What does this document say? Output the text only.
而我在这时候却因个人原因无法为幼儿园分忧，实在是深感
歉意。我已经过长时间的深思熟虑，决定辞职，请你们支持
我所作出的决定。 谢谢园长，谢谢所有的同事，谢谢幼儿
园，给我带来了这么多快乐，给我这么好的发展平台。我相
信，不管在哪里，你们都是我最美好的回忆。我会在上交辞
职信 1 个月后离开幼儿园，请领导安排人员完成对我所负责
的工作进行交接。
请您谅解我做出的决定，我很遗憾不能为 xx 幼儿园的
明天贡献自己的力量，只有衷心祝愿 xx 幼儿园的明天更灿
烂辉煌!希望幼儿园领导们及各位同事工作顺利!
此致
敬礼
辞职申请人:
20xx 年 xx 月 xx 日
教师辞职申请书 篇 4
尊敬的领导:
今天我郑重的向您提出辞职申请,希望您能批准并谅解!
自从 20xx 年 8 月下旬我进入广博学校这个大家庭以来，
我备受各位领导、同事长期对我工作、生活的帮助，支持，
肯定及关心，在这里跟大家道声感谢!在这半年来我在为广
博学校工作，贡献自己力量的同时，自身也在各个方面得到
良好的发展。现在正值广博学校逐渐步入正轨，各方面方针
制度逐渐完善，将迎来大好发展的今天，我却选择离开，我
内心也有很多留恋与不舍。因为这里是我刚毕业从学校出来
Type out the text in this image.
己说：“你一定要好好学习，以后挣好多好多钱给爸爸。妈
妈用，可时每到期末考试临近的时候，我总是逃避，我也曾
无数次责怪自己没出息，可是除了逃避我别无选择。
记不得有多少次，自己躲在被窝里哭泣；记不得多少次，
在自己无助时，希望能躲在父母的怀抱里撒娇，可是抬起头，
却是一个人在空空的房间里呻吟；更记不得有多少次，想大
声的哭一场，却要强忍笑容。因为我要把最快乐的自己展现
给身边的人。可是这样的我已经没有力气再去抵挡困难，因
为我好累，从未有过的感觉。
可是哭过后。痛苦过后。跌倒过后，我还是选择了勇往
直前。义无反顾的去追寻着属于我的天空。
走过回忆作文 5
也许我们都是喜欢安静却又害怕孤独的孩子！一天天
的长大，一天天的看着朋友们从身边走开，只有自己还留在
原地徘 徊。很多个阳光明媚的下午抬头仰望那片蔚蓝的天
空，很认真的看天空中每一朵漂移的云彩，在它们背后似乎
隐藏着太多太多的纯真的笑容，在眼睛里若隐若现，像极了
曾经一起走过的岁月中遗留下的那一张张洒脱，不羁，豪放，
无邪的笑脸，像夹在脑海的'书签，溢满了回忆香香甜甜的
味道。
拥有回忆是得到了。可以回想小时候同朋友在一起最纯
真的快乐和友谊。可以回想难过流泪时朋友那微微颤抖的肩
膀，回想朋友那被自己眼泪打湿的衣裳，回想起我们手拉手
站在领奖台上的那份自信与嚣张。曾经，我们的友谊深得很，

— Set problem —
Give again only the lines starting at the one that contains "Type out the text in this image." and running to the end of the data.

— Finished exercise —
Type out the text in this image.
己说：“你一定要好好学习，以后挣好多好多钱给爸爸。妈
妈用，可时每到期末考试临近的时候，我总是逃避，我也曾
无数次责怪自己没出息，可是除了逃避我别无选择。
记不得有多少次，自己躲在被窝里哭泣；记不得多少次，
在自己无助时，希望能躲在父母的怀抱里撒娇，可是抬起头，
却是一个人在空空的房间里呻吟；更记不得有多少次，想大
声的哭一场，却要强忍笑容。因为我要把最快乐的自己展现
给身边的人。可是这样的我已经没有力气再去抵挡困难，因
为我好累，从未有过的感觉。
可是哭过后。痛苦过后。跌倒过后，我还是选择了勇往
直前。义无反顾的去追寻着属于我的天空。
走过回忆作文 5
也许我们都是喜欢安静却又害怕孤独的孩子！一天天
的长大，一天天的看着朋友们从身边走开，只有自己还留在
原地徘 徊。很多个阳光明媚的下午抬头仰望那片蔚蓝的天
空，很认真的看天空中每一朵漂移的云彩，在它们背后似乎
隐藏着太多太多的纯真的笑容，在眼睛里若隐若现，像极了
曾经一起走过的岁月中遗留下的那一张张洒脱，不羁，豪放，
无邪的笑脸，像夹在脑海的'书签，溢满了回忆香香甜甜的
味道。
拥有回忆是得到了。可以回想小时候同朋友在一起最纯
真的快乐和友谊。可以回想难过流泪时朋友那微微颤抖的肩
膀，回想朋友那被自己眼泪打湿的衣裳，回想起我们手拉手
站在领奖台上的那份自信与嚣张。曾经，我们的友谊深得很，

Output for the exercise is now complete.